WRITTEN REQUEST: Count how many lines below contain the word "mention", then give that number alone.

EXTRACTED DATA:

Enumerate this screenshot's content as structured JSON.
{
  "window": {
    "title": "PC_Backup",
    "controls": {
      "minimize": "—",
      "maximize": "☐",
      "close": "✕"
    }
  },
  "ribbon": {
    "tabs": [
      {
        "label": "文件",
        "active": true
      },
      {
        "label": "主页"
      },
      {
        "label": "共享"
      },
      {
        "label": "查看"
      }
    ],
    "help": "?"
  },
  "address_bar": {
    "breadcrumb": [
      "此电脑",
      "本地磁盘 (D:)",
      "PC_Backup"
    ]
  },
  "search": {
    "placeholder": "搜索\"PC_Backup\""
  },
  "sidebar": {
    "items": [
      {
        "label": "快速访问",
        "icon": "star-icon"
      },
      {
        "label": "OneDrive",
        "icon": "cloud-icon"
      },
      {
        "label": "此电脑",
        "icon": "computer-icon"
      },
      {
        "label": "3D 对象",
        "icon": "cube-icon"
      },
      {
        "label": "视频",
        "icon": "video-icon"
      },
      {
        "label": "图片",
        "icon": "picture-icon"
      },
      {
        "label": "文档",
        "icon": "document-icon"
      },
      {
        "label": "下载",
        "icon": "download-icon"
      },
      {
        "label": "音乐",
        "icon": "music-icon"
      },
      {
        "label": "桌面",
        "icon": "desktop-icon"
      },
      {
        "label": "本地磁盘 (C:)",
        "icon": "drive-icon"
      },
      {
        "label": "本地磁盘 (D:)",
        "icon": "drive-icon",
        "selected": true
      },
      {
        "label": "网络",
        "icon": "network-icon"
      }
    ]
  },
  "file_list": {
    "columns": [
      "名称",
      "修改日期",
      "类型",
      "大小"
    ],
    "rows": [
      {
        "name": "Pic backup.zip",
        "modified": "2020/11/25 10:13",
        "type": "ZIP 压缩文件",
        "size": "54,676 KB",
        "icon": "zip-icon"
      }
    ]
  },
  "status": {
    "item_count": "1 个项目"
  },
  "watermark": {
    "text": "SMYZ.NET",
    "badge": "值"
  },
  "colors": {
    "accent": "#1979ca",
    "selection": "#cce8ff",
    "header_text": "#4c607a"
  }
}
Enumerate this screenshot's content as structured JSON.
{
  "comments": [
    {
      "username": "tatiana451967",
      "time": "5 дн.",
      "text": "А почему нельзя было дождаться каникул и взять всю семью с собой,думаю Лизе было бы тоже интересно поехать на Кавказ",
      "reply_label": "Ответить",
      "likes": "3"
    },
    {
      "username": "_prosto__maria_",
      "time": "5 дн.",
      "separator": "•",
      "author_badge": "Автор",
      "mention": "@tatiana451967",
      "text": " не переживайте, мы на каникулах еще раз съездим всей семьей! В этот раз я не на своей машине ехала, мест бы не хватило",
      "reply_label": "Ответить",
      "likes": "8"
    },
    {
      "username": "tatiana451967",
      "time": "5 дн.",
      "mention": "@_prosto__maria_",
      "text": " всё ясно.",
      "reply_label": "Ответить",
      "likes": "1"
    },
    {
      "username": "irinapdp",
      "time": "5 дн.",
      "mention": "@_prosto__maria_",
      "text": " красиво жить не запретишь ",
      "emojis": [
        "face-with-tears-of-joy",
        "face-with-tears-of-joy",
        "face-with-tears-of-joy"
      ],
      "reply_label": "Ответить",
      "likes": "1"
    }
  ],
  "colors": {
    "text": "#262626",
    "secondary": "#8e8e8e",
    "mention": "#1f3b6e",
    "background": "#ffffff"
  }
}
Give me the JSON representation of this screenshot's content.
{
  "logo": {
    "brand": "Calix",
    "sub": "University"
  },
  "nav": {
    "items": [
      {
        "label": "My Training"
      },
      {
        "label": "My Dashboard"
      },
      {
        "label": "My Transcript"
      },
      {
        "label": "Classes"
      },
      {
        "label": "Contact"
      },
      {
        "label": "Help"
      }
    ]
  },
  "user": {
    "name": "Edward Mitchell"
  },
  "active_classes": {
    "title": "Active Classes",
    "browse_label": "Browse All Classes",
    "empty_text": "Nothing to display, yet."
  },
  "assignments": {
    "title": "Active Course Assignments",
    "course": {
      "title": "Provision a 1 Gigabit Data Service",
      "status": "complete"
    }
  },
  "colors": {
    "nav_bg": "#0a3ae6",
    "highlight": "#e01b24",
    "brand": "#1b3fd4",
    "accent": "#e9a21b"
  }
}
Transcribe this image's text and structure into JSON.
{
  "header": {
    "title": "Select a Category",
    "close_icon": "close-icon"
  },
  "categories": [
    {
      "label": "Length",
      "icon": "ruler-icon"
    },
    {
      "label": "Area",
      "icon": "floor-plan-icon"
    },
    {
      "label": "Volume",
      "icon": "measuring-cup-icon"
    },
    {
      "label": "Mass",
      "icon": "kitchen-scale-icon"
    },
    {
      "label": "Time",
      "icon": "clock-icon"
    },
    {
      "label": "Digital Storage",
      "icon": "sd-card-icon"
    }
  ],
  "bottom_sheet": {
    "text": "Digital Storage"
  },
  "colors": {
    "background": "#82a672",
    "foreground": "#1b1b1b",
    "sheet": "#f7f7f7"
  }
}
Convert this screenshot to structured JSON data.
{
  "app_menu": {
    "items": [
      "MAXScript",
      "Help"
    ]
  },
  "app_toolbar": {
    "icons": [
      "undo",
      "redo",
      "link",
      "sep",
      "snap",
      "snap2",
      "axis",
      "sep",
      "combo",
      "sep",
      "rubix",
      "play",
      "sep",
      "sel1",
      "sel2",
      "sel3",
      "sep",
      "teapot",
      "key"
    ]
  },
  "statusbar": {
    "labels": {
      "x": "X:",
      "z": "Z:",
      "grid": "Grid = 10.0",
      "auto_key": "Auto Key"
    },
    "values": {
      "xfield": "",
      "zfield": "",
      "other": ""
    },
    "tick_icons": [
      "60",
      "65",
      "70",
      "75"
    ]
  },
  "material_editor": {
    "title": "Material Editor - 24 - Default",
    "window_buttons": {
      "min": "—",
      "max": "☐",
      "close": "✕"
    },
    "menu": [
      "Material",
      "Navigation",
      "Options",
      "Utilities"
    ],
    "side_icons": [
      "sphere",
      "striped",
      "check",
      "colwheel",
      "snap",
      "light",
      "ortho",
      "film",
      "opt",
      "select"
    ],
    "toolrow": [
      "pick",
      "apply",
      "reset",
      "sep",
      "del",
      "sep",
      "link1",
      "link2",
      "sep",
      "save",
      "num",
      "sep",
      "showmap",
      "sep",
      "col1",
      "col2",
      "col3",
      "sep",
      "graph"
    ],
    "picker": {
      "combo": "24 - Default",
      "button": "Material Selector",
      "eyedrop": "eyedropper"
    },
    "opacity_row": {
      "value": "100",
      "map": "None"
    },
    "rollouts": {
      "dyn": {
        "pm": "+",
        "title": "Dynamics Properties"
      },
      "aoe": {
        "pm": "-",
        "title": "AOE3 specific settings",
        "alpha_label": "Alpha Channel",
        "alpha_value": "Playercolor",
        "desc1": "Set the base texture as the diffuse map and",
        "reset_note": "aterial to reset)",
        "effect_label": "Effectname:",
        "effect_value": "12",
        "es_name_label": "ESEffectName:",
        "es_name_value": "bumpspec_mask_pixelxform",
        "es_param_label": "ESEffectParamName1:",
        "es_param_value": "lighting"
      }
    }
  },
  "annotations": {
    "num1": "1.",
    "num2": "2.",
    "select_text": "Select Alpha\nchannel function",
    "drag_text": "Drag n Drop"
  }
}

OUTPUT OF THE EXERCISE: 4